■ Given task A
In the post about metro rail expansions, about how many people ride metro rail each day right now?
■ Given task B
Based on the post about metro rail expansions, say whether each statement agrees with it, answering yes or no and quoting the words that settle it: (i) The Sepulveda Pass expansion is expected to add about 120k daily riders. (ii) The K Line extension to Torrance has three stations. (iii) The ESFV line serves a very walkable part of the SF Valley.
■ Given task C
Write the next part of the post about metro rail expansions, picking up after its last sentence.

I know funding is gathered from many localities, and so expansions must also benefit them, but currently daily metro rail ridership is around 200k people. These two expansions alone (Sepulveda Pass and K Line Northern Extension) are expected to add something like 120k and 60k daily riders respectively, nearly doubling the entire rail ridership in two expansions, and yet are a decade or two out, at least.

Instead, some very incremental ridership increase-lines appear to be studied, funded, and opening well ahead of these major projects, e.g.:

  • K Line extension to Torrance (2 stations, estimated increase in ridership by a whopping 5k or so for $ billions)
  • A Line extension to the next galaxy over
  • ESFV in the remarkably unwalkable east/northern SF Valley
  • Probably a number of other obvious ones I'm forgetting. I mean even most of the K Line doesn't really seem to go to any sort of very transit-oriented, walkable, developed at all places?

■ Data
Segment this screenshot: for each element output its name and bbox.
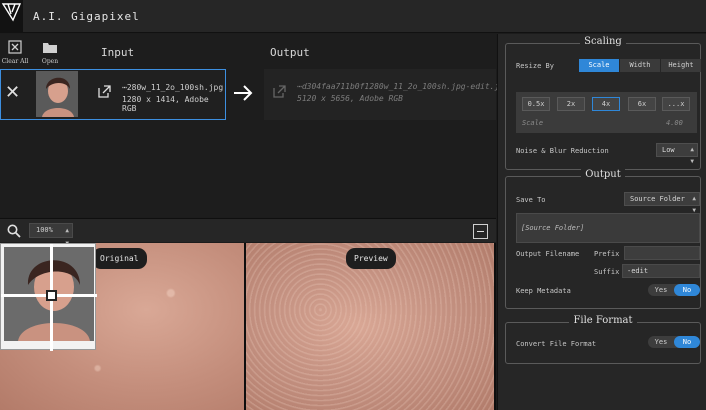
noise-blur-value: Low <box>662 146 675 154</box>
scale-option-0-5x[interactable]: 0.5x <box>522 97 550 111</box>
app-title: A.I. Gigapixel <box>33 10 140 23</box>
file-list-panel: Clear All Open Input Output ✕ ⋯280w_11_2… <box>0 34 509 217</box>
prefix-label: Prefix <box>594 250 620 258</box>
clear-all-icon <box>8 40 22 54</box>
collapse-preview-button[interactable] <box>473 224 488 239</box>
input-file-meta: 1280 x 1414, Adobe RGB <box>122 95 209 113</box>
convert-format-label: Convert File Format <box>516 340 597 348</box>
convert-yes-option[interactable]: Yes <box>648 336 674 348</box>
output-filename-label: Output Filename <box>516 250 580 258</box>
scale-option-2x[interactable]: 2x <box>557 97 585 111</box>
save-to-select[interactable]: Source Folder ▲ ▼ <box>624 192 700 214</box>
input-file-name: ⋯280w_11_2o_100sh.jpg <box>122 83 224 92</box>
suffix-label: Suffix <box>594 268 620 276</box>
open-label: Open <box>41 58 59 65</box>
convert-no-option[interactable]: No <box>674 336 700 348</box>
zoom-bar: 100% ▲▼ <box>0 218 496 247</box>
zoom-level-value: 100% <box>36 226 53 234</box>
scale-options-box: 0.5x 2x 4x 6x ...x Scale 4.00 <box>516 92 697 133</box>
suffix-input[interactable]: -edit <box>622 264 700 278</box>
search-icon[interactable] <box>7 224 21 238</box>
original-label: Original <box>92 248 147 269</box>
scale-option-custom[interactable]: ...x <box>662 97 690 111</box>
title-bar: A.I. Gigapixel <box>0 0 706 33</box>
scale-value: 4.00 <box>666 119 683 127</box>
remove-file-icon[interactable]: ✕ <box>5 83 20 103</box>
scale-option-6x[interactable]: 6x <box>628 97 656 111</box>
keep-metadata-label: Keep Metadata <box>516 287 571 295</box>
viewport-handle[interactable] <box>46 290 57 301</box>
output-column-header: Output <box>270 46 310 59</box>
metadata-no-option[interactable]: No <box>674 284 700 296</box>
scale-caption: Scale <box>522 119 544 127</box>
clear-all-button[interactable]: Clear All <box>0 40 30 65</box>
zoom-level-select[interactable]: 100% ▲▼ <box>29 223 73 247</box>
resize-mode-height[interactable]: Height <box>661 59 701 72</box>
output-group: Output Save To Source Folder ▲ ▼ [Source … <box>505 169 701 309</box>
resize-mode-scale[interactable]: Scale <box>579 59 619 72</box>
output-file-row[interactable]: ⋯d304faa711b0f1280w_11_2o_100sh.jpg-edit… <box>264 69 509 120</box>
app-logo-icon <box>0 0 23 33</box>
metadata-yes-option[interactable]: Yes <box>648 284 674 296</box>
preview-label: Preview <box>346 248 396 269</box>
keep-metadata-toggle[interactable]: Yes No <box>648 284 700 296</box>
prefix-input[interactable] <box>624 246 700 260</box>
open-external-icon[interactable] <box>98 85 111 98</box>
output-file-meta: 5120 x 5656, Adobe RGB <box>297 94 403 103</box>
preview-area: Original Preview <box>0 243 496 410</box>
file-format-group: File Format Convert File Format Yes No <box>505 315 701 364</box>
arrow-right-icon <box>234 85 253 101</box>
save-to-value: Source Folder <box>630 195 685 203</box>
clear-all-label: Clear All <box>1 58 29 65</box>
noise-blur-select[interactable]: Low ▲ ▼ <box>656 143 698 165</box>
output-path-field[interactable]: [Source Folder] <box>516 213 700 243</box>
open-external-icon[interactable] <box>273 85 286 98</box>
navigator-thumbnail[interactable] <box>0 243 97 351</box>
scaling-group: Scaling Resize By Scale Width Height 0.5… <box>505 36 701 170</box>
spinner-icon: ▲▼ <box>690 146 694 165</box>
file-format-title: File Format <box>569 315 637 326</box>
resize-mode-width[interactable]: Width <box>620 59 660 72</box>
save-to-label: Save To <box>516 196 546 204</box>
output-title: Output <box>581 169 625 180</box>
resize-by-label: Resize By <box>516 62 554 70</box>
scale-option-4x[interactable]: 4x <box>592 97 620 111</box>
open-button[interactable]: Open <box>35 40 65 65</box>
input-thumbnail <box>36 71 78 117</box>
noise-blur-label: Noise & Blur Reduction <box>516 147 609 155</box>
output-file-name: ⋯d304faa711b0f1280w_11_2o_100sh.jpg-edit… <box>297 82 509 91</box>
input-file-row[interactable]: ✕ ⋯280w_11_2o_100sh.jpg 1280 x 1414, Ado… <box>0 69 226 120</box>
scaling-title: Scaling <box>580 36 626 47</box>
convert-format-toggle[interactable]: Yes No <box>648 336 700 348</box>
settings-panel: Scaling Resize By Scale Width Height 0.5… <box>497 34 706 410</box>
folder-icon <box>43 43 57 53</box>
input-column-header: Input <box>101 46 135 59</box>
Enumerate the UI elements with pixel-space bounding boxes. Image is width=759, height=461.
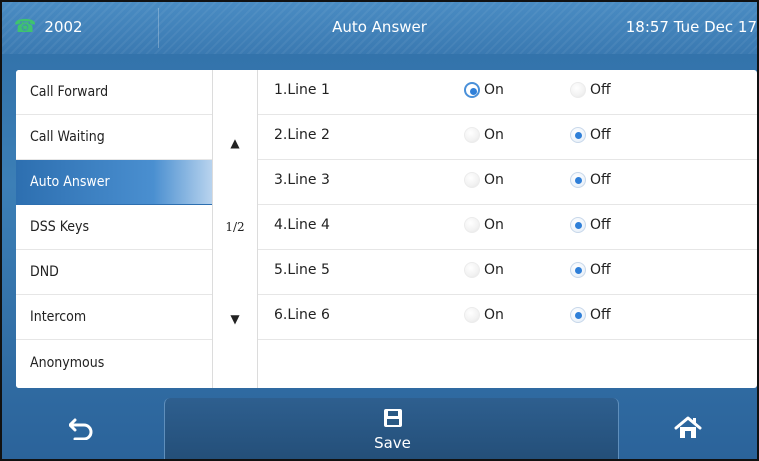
line-settings-list: 1.Line 1 On Off 2.Line 2 On Off 3.Line 3… — [258, 70, 757, 388]
line-3-on-option[interactable]: On — [464, 172, 504, 188]
line-4-off-option[interactable]: Off — [570, 217, 611, 233]
line-5-off-option[interactable]: Off — [570, 262, 611, 278]
line-label: 6.Line 6 — [274, 307, 330, 323]
softkey-bar: Save — [2, 398, 757, 459]
off-label: Off — [590, 217, 611, 233]
on-label: On — [484, 172, 504, 188]
on-label: On — [484, 217, 504, 233]
home-icon — [619, 416, 757, 444]
menu-item-dss-keys[interactable]: DSS Keys — [16, 205, 212, 250]
line-row-5: 5.Line 5 On Off — [258, 250, 757, 295]
line-row-2: 2.Line 2 On Off — [258, 115, 757, 160]
pager: ▲ 1/2 ▼ — [212, 70, 258, 388]
radio-off-icon[interactable] — [570, 307, 586, 323]
line-row-4: 4.Line 4 On Off — [258, 205, 757, 250]
radio-off-icon[interactable] — [570, 127, 586, 143]
home-button[interactable] — [619, 398, 757, 459]
on-label: On — [484, 127, 504, 143]
menu-item-label: Intercom — [30, 309, 87, 325]
line-2-on-option[interactable]: On — [464, 127, 504, 143]
line-label: 5.Line 5 — [274, 262, 330, 278]
line-label: 4.Line 4 — [274, 217, 330, 233]
back-icon — [2, 416, 162, 444]
off-label: Off — [590, 82, 611, 98]
radio-on-icon[interactable] — [464, 127, 480, 143]
radio-off-icon[interactable] — [570, 262, 586, 278]
menu-item-call-waiting[interactable]: Call Waiting — [16, 115, 212, 160]
menu-item-dnd[interactable]: DND — [16, 250, 212, 295]
clock: 18:57 Tue Dec 17 — [625, 18, 757, 36]
radio-off-icon[interactable] — [570, 172, 586, 188]
line-label: 1.Line 1 — [274, 82, 330, 98]
radio-on-icon[interactable] — [464, 307, 480, 323]
radio-on-icon[interactable] — [464, 172, 480, 188]
save-button[interactable]: Save — [164, 398, 619, 459]
radio-off-icon[interactable] — [570, 217, 586, 233]
line-3-off-option[interactable]: Off — [570, 172, 611, 188]
save-icon — [165, 408, 620, 432]
menu-item-auto-answer[interactable]: Auto Answer — [16, 160, 212, 205]
page-down-icon[interactable]: ▼ — [213, 312, 257, 326]
on-label: On — [484, 307, 504, 323]
line-6-on-option[interactable]: On — [464, 307, 504, 323]
menu-item-intercom[interactable]: Intercom — [16, 295, 212, 340]
back-button[interactable] — [2, 398, 162, 459]
line-row-3: 3.Line 3 On Off — [258, 160, 757, 205]
menu-item-label: Anonymous — [30, 354, 105, 371]
radio-on-icon[interactable] — [464, 217, 480, 233]
off-label: Off — [590, 127, 611, 143]
line-6-off-option[interactable]: Off — [570, 307, 611, 323]
menu-item-label: DND — [30, 264, 59, 280]
off-label: Off — [590, 262, 611, 278]
menu-item-label: Call Waiting — [30, 129, 105, 145]
off-label: Off — [590, 307, 611, 323]
line-label: 3.Line 3 — [274, 172, 330, 188]
page-indicator: 1/2 — [225, 220, 245, 234]
save-label: Save — [374, 434, 411, 452]
line-label: 2.Line 2 — [274, 127, 330, 143]
line-4-on-option[interactable]: On — [464, 217, 504, 233]
radio-on-icon[interactable] — [464, 82, 480, 98]
menu-item-call-forward[interactable]: Call Forward — [16, 70, 212, 115]
phone-screen: ☎ 2002 Auto Answer 18:57 Tue Dec 17 Call… — [0, 0, 759, 461]
line-row-6: 6.Line 6 On Off — [258, 295, 757, 340]
menu-item-label: Call Forward — [30, 84, 109, 100]
line-row-1: 1.Line 1 On Off — [258, 70, 757, 115]
menu-item-label: DSS Keys — [30, 219, 90, 235]
line-1-on-option[interactable]: On — [464, 82, 504, 98]
line-1-off-option[interactable]: Off — [570, 82, 611, 98]
off-label: Off — [590, 172, 611, 188]
status-bar: ☎ 2002 Auto Answer 18:57 Tue Dec 17 — [2, 2, 757, 54]
menu-item-anonymous[interactable]: Anonymous — [16, 340, 212, 385]
on-label: On — [484, 82, 504, 98]
on-label: On — [484, 262, 504, 278]
line-5-on-option[interactable]: On — [464, 262, 504, 278]
features-menu: Call Forward Call Waiting Auto Answer DS… — [16, 70, 212, 388]
page-up-icon[interactable]: ▲ — [213, 136, 257, 150]
settings-panel: Call Forward Call Waiting Auto Answer DS… — [16, 70, 757, 388]
radio-off-icon[interactable] — [570, 82, 586, 98]
line-2-off-option[interactable]: Off — [570, 127, 611, 143]
menu-item-label: Auto Answer — [30, 174, 110, 190]
radio-on-icon[interactable] — [464, 262, 480, 278]
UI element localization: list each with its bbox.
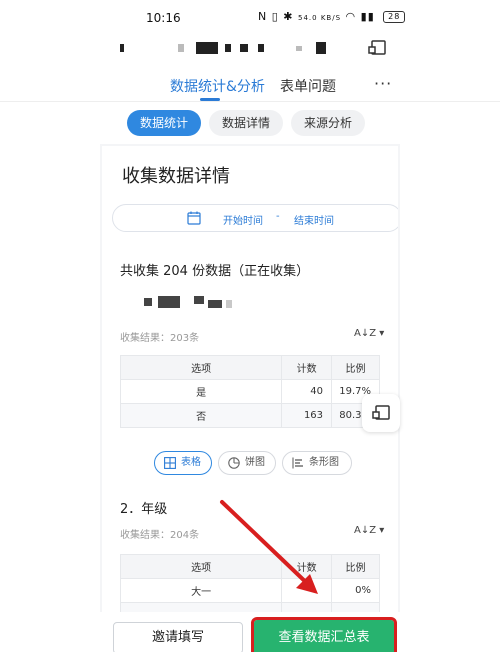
table-row: 否 163 80.3%	[119, 403, 380, 428]
bottom-action-bar: 邀请填写 查看数据汇总表	[0, 612, 500, 652]
redacted-question-title	[226, 300, 232, 308]
column-header-count: 计数	[281, 355, 333, 380]
tab-form-questions[interactable]: 表单问题	[280, 76, 336, 96]
signal-icon: ▮▮	[360, 10, 375, 23]
sort-icon[interactable]: A↓Z ▾	[354, 525, 384, 536]
redacted-question-title	[208, 300, 222, 308]
vibrate-icon: ▯	[271, 10, 279, 23]
view-bar-button[interactable]: 条形图	[282, 451, 352, 475]
column-header-ratio: 比例	[331, 355, 380, 380]
view-pie-button[interactable]: 饼图	[218, 451, 276, 475]
sort-icon[interactable]: A↓Z ▾	[354, 328, 384, 339]
bar-chart-icon	[292, 457, 303, 469]
table-icon	[164, 457, 176, 469]
redacted-question-title	[158, 296, 180, 308]
status-bar: 10:16 N ▯ ✱ 54.0 KB/S ◠ ▮▮ 28	[0, 0, 500, 34]
table-row: 是 40 19.7%	[119, 379, 380, 404]
column-header-ratio: 比例	[331, 554, 380, 579]
detail-card: 收集数据详情 开始时间 - 结束时间 共收集 204 份数据（正在收集） 收集结…	[102, 146, 398, 612]
active-tab-indicator	[200, 98, 220, 101]
redacted-title	[196, 42, 218, 54]
date-range-picker[interactable]: 开始时间 - 结束时间	[112, 204, 398, 232]
wifi-icon: ◠	[345, 10, 357, 23]
network-speed: 54.0 KB/S	[298, 14, 342, 22]
view-summary-button[interactable]: 查看数据汇总表	[251, 617, 397, 652]
cell-option: 大一	[119, 578, 283, 603]
date-end: 结束时间	[294, 216, 334, 227]
form-title-row	[0, 34, 500, 64]
top-tab-bar: 数据统计&分析 表单问题 ···	[0, 66, 500, 102]
battery-icon: 28	[383, 11, 406, 23]
redacted-question-title	[144, 298, 152, 306]
column-header-option: 选项	[119, 554, 283, 579]
subtab-data-details[interactable]: 数据详情	[209, 110, 283, 136]
redacted-title	[120, 44, 124, 52]
redacted-title	[296, 46, 302, 51]
cell-option: 是	[119, 379, 283, 404]
tab-statistics-analysis[interactable]: 数据统计&分析	[170, 76, 265, 96]
status-icons: N ▯ ✱ 54.0 KB/S ◠ ▮▮ 28	[258, 10, 406, 23]
redacted-question-title	[194, 296, 204, 304]
q2-result-count: 收集结果：204条	[120, 530, 200, 541]
date-separator: -	[276, 211, 280, 222]
subtab-data-statistics[interactable]: 数据统计	[127, 110, 201, 136]
redacted-title	[178, 44, 184, 52]
column-header-option: 选项	[119, 355, 283, 380]
table-row	[119, 602, 380, 612]
view-table-label: 表格	[181, 457, 201, 468]
calendar-icon	[187, 211, 201, 225]
q2-title: 2．年级	[120, 502, 168, 517]
cell-count	[281, 578, 333, 603]
pie-chart-icon	[228, 457, 240, 469]
bluetooth-icon: ✱	[283, 10, 294, 23]
status-time: 10:16	[146, 11, 181, 25]
cell-count: 40	[281, 379, 333, 404]
cell-option: 否	[119, 403, 283, 428]
cell-count: 163	[281, 403, 333, 428]
q2-stats-table: 选项 计数 比例 大一 0%	[119, 554, 380, 612]
view-pie-label: 饼图	[245, 457, 265, 468]
nfc-icon: N	[258, 10, 268, 23]
redacted-title	[225, 44, 231, 52]
column-header-count: 计数	[281, 554, 333, 579]
view-bar-label: 条形图	[309, 457, 339, 468]
redacted-title	[258, 44, 264, 52]
subtab-source-analysis[interactable]: 来源分析	[291, 110, 365, 136]
date-start: 开始时间	[223, 216, 263, 227]
invite-fill-button[interactable]: 邀请填写	[113, 622, 243, 652]
sub-tab-bar: 数据统计 数据详情 来源分析	[0, 108, 500, 138]
floating-cast-button[interactable]	[362, 394, 400, 432]
redacted-title	[316, 42, 326, 54]
table-row: 大一 0%	[119, 578, 380, 603]
redacted-title	[240, 44, 248, 52]
section-title: 收集数据详情	[122, 166, 230, 187]
more-icon[interactable]: ···	[374, 74, 392, 93]
view-table-button[interactable]: 表格	[154, 451, 212, 475]
cell-ratio: 0%	[331, 578, 380, 603]
total-collected: 共收集 204 份数据（正在收集）	[120, 264, 310, 279]
cast-icon[interactable]	[368, 40, 386, 56]
q1-stats-table: 选项 计数 比例 是 40 19.7% 否 163 80.3%	[119, 355, 380, 428]
q1-result-count: 收集结果：203条	[120, 333, 200, 344]
cast-icon	[372, 405, 390, 420]
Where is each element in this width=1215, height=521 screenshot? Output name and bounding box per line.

■ Answer A
Around 200k people.

■ Answer B
(i) Yes: "expected to add something like 120k and 60k daily riders respectively"
(ii) No: "2 stations"
(iii) No: "remarkably unwalkable east/northern SF Valley"

■ Answer C
The SP is the single busiest corridor in the USA if I recall correctly. KLNE will go to some of the highest density areas in the city. SP will connect D line and E line, which will connect large job centers. The combination of these lines will create multiple transit loops.

Overall, these lines will create a system people can immediately recognize as a functional transit system, with multiple ways to get someplace, in areas that are dense and walkable, and that make sense.

Having these lines will also drum up far more support for the system as a whole, which may have compounded positive effects.

So, why are all of these other far less consequential lines being studied, funded, prioritized, and built to such a large extent than the big dogs that are SP and KLNE?

  • If I might add, the Vermont Subway is my Roman Empire. The recent Nandert video on it only multiplied my obsession over it, especially if it went through Pico-Union to Glendale. It’d absolutely revolutionize transit in one of the densest, highest transit ridership areas of the city, and yet it gets crumbs.

    I took the green line for years and oftened wondered…..why does it make a left at aviation instead of right to the AIRPORT!

    Then I wondered….why doesn’t it start at the Norwalk Metrolink station.

    Nothing makes sense when they design these things….or don’t

    nimbys. norwalk stopped them from linking to the metro link station.

    I’d be so happy if Metro sent the Vermont line northeast to Glendale, as nandert suggested.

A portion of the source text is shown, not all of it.